++++ Information shown

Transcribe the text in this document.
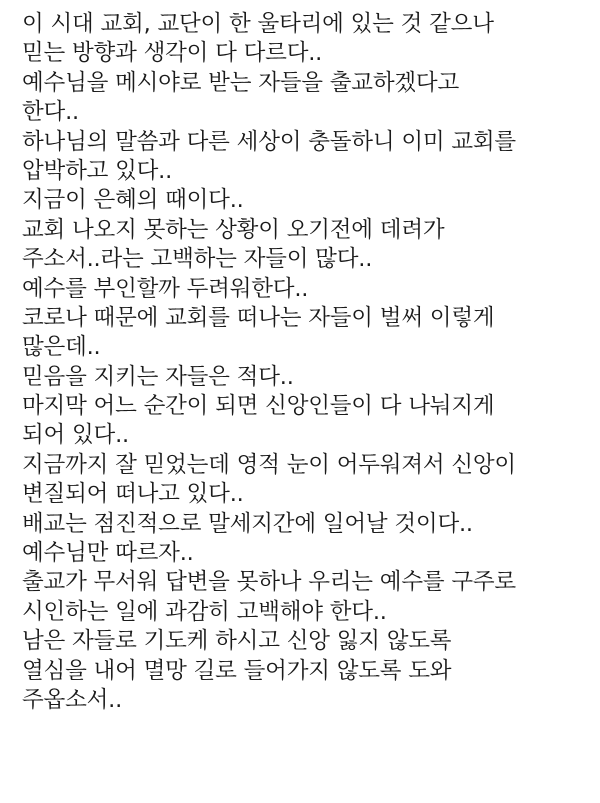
이 시대 교회, 교단이 한 울타리에 있는 것 같으나
믿는 방향과 생각이 다 다르다..
예수님을 메시야로 받는 자들을 출교하겠다고
한다..
하나님의 말씀과 다른 세상이 충돌하니 이미 교회를
압박하고 있다..
지금이 은혜의 때이다..
교회 나오지 못하는 상황이 오기전에 데려가
주소서..라는 고백하는 자들이 많다..
예수를 부인할까 두려워한다..
코로나 때문에 교회를 떠나는 자들이 벌써 이렇게
많은데..
믿음을 지키는 자들은 적다..
마지막 어느 순간이 되면 신앙인들이 다 나눠지게
되어 있다..
지금까지 잘 믿었는데 영적 눈이 어두워져서 신앙이
변질되어 떠나고 있다..
배교는 점진적으로 말세지간에 일어날 것이다..
예수님만 따르자..
출교가 무서워 답변을 못하나 우리는 예수를 구주로
시인하는 일에 과감히 고백해야 한다..
남은 자들로 기도케 하시고 신앙 잃지 않도록
열심을 내어 멸망 길로 들어가지 않도록 도와
주옵소서..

++++++++

#### Goal of the exercise:
Return all the entries word for word, but omit any pictures they contain.

#### Solution:
Transcribe the text in this document.
이 시대 교회, 교단이 한 울타리에 있는 것 같으나
믿는 방향과 생각이 다 다르다..
예수님을 메시야로 받는 자들을 출교하겠다고
한다..
하나님의 말씀과 다른 세상이 충돌하니 이미 교회를
압박하고 있다..
지금이 은혜의 때이다..
교회 나오지 못하는 상황이 오기전에 데려가
주소서..라는 고백하는 자들이 많다..
예수를 부인할까 두려워한다..
코로나 때문에 교회를 떠나는 자들이 벌써 이렇게
많은데..
믿음을 지키는 자들은 적다..
마지막 어느 순간이 되면 신앙인들이 다 나눠지게
되어 있다..
지금까지 잘 믿었는데 영적 눈이 어두워져서 신앙이
변질되어 떠나고 있다..
배교는 점진적으로 말세지간에 일어날 것이다..
예수님만 따르자..
출교가 무서워 답변을 못하나 우리는 예수를 구주로
시인하는 일에 과감히 고백해야 한다..
남은 자들로 기도케 하시고 신앙 잃지 않도록
열심을 내어 멸망 길로 들어가지 않도록 도와
주옵소서..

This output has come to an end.